# START OF Supplied material

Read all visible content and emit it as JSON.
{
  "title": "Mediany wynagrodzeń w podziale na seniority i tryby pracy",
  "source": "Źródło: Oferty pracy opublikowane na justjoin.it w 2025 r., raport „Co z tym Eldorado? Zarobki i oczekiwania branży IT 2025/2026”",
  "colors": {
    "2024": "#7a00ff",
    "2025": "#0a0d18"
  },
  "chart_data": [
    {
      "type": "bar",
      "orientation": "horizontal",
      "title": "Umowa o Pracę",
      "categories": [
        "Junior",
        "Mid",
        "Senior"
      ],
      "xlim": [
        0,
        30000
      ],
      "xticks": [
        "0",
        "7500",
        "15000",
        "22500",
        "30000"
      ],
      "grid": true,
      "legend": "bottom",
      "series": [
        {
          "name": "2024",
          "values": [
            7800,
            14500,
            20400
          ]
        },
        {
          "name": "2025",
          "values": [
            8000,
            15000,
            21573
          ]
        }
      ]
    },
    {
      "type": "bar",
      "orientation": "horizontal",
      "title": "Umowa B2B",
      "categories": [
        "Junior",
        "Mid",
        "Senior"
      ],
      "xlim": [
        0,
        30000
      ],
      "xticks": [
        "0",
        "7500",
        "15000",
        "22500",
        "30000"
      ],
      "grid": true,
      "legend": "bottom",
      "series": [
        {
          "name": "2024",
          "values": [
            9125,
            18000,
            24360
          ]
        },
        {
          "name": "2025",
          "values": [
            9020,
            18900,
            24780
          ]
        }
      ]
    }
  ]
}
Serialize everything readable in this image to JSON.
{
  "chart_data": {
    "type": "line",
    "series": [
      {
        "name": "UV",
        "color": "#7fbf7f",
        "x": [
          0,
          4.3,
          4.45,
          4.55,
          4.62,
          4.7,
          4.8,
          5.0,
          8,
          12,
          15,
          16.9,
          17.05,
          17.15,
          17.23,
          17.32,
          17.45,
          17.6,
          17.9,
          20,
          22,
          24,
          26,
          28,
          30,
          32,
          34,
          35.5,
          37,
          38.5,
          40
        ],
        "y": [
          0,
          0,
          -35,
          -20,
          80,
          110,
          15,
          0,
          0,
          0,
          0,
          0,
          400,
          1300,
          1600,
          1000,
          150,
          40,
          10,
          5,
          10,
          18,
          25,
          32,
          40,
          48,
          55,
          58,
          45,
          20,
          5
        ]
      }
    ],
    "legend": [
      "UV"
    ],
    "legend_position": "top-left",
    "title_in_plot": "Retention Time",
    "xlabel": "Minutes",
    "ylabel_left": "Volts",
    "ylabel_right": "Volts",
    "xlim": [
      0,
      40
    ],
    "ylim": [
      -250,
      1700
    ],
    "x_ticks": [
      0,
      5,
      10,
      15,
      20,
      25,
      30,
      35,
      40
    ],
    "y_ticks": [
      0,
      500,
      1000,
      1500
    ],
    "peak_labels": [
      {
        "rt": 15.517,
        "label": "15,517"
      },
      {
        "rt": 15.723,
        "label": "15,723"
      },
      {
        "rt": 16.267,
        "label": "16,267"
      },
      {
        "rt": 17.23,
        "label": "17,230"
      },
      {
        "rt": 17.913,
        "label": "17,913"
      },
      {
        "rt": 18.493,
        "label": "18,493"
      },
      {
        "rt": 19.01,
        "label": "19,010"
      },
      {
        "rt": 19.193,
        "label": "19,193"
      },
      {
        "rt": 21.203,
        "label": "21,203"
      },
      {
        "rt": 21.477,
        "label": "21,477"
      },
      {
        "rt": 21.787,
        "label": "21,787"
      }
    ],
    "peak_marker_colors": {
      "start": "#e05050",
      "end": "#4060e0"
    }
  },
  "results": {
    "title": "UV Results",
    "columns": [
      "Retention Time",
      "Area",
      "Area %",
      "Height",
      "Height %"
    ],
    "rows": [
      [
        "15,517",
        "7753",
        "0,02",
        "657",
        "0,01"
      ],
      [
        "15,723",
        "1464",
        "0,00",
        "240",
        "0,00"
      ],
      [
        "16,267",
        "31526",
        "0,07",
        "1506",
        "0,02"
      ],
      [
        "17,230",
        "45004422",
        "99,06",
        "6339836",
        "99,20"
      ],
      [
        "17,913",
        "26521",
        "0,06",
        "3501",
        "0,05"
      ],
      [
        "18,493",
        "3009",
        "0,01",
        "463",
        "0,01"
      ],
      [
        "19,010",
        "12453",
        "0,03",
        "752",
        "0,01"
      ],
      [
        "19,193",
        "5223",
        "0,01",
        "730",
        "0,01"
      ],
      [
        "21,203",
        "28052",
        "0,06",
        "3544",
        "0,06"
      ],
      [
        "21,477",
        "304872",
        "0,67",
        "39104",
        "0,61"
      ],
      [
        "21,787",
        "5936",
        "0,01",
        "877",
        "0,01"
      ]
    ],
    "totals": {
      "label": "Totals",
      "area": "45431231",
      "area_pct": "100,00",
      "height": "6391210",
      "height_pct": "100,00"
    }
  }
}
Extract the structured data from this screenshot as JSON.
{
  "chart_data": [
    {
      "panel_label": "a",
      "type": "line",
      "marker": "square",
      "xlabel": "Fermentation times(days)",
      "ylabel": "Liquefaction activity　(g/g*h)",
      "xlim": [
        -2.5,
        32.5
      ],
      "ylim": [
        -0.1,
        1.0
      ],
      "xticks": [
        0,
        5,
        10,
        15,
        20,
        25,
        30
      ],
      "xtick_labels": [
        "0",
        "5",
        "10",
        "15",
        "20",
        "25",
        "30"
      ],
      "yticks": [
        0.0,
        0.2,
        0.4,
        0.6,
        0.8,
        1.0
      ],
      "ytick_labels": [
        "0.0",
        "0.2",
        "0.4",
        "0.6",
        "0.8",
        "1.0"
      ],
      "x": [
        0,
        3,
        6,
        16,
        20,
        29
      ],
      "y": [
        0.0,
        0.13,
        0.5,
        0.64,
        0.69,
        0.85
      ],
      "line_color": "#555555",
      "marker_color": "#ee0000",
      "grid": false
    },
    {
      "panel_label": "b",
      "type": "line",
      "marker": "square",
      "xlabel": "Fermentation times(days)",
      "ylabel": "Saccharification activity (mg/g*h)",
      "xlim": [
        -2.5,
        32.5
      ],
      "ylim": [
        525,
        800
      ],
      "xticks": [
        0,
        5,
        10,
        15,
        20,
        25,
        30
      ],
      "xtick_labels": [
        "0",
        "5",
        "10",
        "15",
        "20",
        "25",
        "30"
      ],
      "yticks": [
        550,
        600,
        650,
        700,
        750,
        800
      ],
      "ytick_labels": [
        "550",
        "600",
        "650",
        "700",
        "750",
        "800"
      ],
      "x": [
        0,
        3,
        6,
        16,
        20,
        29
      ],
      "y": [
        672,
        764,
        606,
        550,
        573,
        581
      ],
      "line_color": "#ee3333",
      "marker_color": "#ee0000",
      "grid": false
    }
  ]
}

# END OF Supplied material

Give back the whole listing, word for word.

Output below >>
Read all visible content and emit it as JSON.
{
  "title": "Mediany wynagrodzeń w podziale na seniority i tryby pracy",
  "source": "Źródło: Oferty pracy opublikowane na justjoin.it w 2025 r., raport „Co z tym Eldorado? Zarobki i oczekiwania branży IT 2025/2026”",
  "colors": {
    "2024": "#7a00ff",
    "2025": "#0a0d18"
  },
  "chart_data": [
    {
      "type": "bar",
      "orientation": "horizontal",
      "title": "Umowa o Pracę",
      "categories": [
        "Junior",
        "Mid",
        "Senior"
      ],
      "xlim": [
        0,
        30000
      ],
      "xticks": [
        "0",
        "7500",
        "15000",
        "22500",
        "30000"
      ],
      "grid": true,
      "legend": "bottom",
      "series": [
        {
          "name": "2024",
          "values": [
            7800,
            14500,
            20400
          ]
        },
        {
          "name": "2025",
          "values": [
            8000,
            15000,
            21573
          ]
        }
      ]
    },
    {
      "type": "bar",
      "orientation": "horizontal",
      "title": "Umowa B2B",
      "categories": [
        "Junior",
        "Mid",
        "Senior"
      ],
      "xlim": [
        0,
        30000
      ],
      "xticks": [
        "0",
        "7500",
        "15000",
        "22500",
        "30000"
      ],
      "grid": true,
      "legend": "bottom",
      "series": [
        {
          "name": "2024",
          "values": [
            9125,
            18000,
            24360
          ]
        },
        {
          "name": "2025",
          "values": [
            9020,
            18900,
            24780
          ]
        }
      ]
    }
  ]
}
Serialize everything readable in this image to JSON.
{
  "chart_data": {
    "type": "line",
    "series": [
      {
        "name": "UV",
        "color": "#7fbf7f",
        "x": [
          0,
          4.3,
          4.45,
          4.55,
          4.62,
          4.7,
          4.8,
          5.0,
          8,
          12,
          15,
          16.9,
          17.05,
          17.15,
          17.23,
          17.32,
          17.45,
          17.6,
          17.9,
          20,
          22,
          24,
          26,
          28,
          30,
          32,
          34,
          35.5,
          37,
          38.5,
          40
        ],
        "y": [
          0,
          0,
          -35,
          -20,
          80,
          110,
          15,
          0,
          0,
          0,
          0,
          0,
          400,
          1300,
          1600,
          1000,
          150,
          40,
          10,
          5,
          10,
          18,
          25,
          32,
          40,
          48,
          55,
          58,
          45,
          20,
          5
        ]
      }
    ],
    "legend": [
      "UV"
    ],
    "legend_position": "top-left",
    "title_in_plot": "Retention Time",
    "xlabel": "Minutes",
    "ylabel_left": "Volts",
    "ylabel_right": "Volts",
    "xlim": [
      0,
      40
    ],
    "ylim": [
      -250,
      1700
    ],
    "x_ticks": [
      0,
      5,
      10,
      15,
      20,
      25,
      30,
      35,
      40
    ],
    "y_ticks": [
      0,
      500,
      1000,
      1500
    ],
    "peak_labels": [
      {
        "rt": 15.517,
        "label": "15,517"
      },
      {
        "rt": 15.723,
        "label": "15,723"
      },
      {
        "rt": 16.267,
        "label": "16,267"
      },
      {
        "rt": 17.23,
        "label": "17,230"
      },
      {
        "rt": 17.913,
        "label": "17,913"
      },
      {
        "rt": 18.493,
        "label": "18,493"
      },
      {
        "rt": 19.01,
        "label": "19,010"
      },
      {
        "rt": 19.193,
        "label": "19,193"
      },
      {
        "rt": 21.203,
        "label": "21,203"
      },
      {
        "rt": 21.477,
        "label": "21,477"
      },
      {
        "rt": 21.787,
        "label": "21,787"
      }
    ],
    "peak_marker_colors": {
      "start": "#e05050",
      "end": "#4060e0"
    }
  },
  "results": {
    "title": "UV Results",
    "columns": [
      "Retention Time",
      "Area",
      "Area %",
      "Height",
      "Height %"
    ],
    "rows": [
      [
        "15,517",
        "7753",
        "0,02",
        "657",
        "0,01"
      ],
      [
        "15,723",
        "1464",
        "0,00",
        "240",
        "0,00"
      ],
      [
        "16,267",
        "31526",
        "0,07",
        "1506",
        "0,02"
      ],
      [
        "17,230",
        "45004422",
        "99,06",
        "6339836",
        "99,20"
      ],
      [
        "17,913",
        "26521",
        "0,06",
        "3501",
        "0,05"
      ],
      [
        "18,493",
        "3009",
        "0,01",
        "463",
        "0,01"
      ],
      [
        "19,010",
        "12453",
        "0,03",
        "752",
        "0,01"
      ],
      [
        "19,193",
        "5223",
        "0,01",
        "730",
        "0,01"
      ],
      [
        "21,203",
        "28052",
        "0,06",
        "3544",
        "0,06"
      ],
      [
        "21,477",
        "304872",
        "0,67",
        "39104",
        "0,61"
      ],
      [
        "21,787",
        "5936",
        "0,01",
        "877",
        "0,01"
      ]
    ],
    "totals": {
      "label": "Totals",
      "area": "45431231",
      "area_pct": "100,00",
      "height": "6391210",
      "height_pct": "100,00"
    }
  }
}
Extract the structured data from this screenshot as JSON.
{
  "chart_data": [
    {
      "panel_label": "a",
      "type": "line",
      "marker": "square",
      "xlabel": "Fermentation times(days)",
      "ylabel": "Liquefaction activity　(g/g*h)",
      "xlim": [
        -2.5,
        32.5
      ],
      "ylim": [
        -0.1,
        1.0
      ],
      "xticks": [
        0,
        5,
        10,
        15,
        20,
        25,
        30
      ],
      "xtick_labels": [
        "0",
        "5",
        "10",
        "15",
        "20",
        "25",
        "30"
      ],
      "yticks": [
        0.0,
        0.2,
        0.4,
        0.6,
        0.8,
        1.0
      ],
      "ytick_labels": [
        "0.0",
        "0.2",
        "0.4",
        "0.6",
        "0.8",
        "1.0"
      ],
      "x": [
        0,
        3,
        6,
        16,
        20,
        29
      ],
      "y": [
        0.0,
        0.13,
        0.5,
        0.64,
        0.69,
        0.85
      ],
      "line_color": "#555555",
      "marker_color": "#ee0000",
      "grid": false
    },
    {
      "panel_label": "b",
      "type": "line",
      "marker": "square",
      "xlabel": "Fermentation times(days)",
      "ylabel": "Saccharification activity (mg/g*h)",
      "xlim": [
        -2.5,
        32.5
      ],
      "ylim": [
        525,
        800
      ],
      "xticks": [
        0,
        5,
        10,
        15,
        20,
        25,
        30
      ],
      "xtick_labels": [
        "0",
        "5",
        "10",
        "15",
        "20",
        "25",
        "30"
      ],
      "yticks": [
        550,
        600,
        650,
        700,
        750,
        800
      ],
      "ytick_labels": [
        "550",
        "600",
        "650",
        "700",
        "750",
        "800"
      ],
      "x": [
        0,
        3,
        6,
        16,
        20,
        29
      ],
      "y": [
        672,
        764,
        606,
        550,
        573,
        581
      ],
      "line_color": "#ee3333",
      "marker_color": "#ee0000",
      "grid": false
    }
  ]
}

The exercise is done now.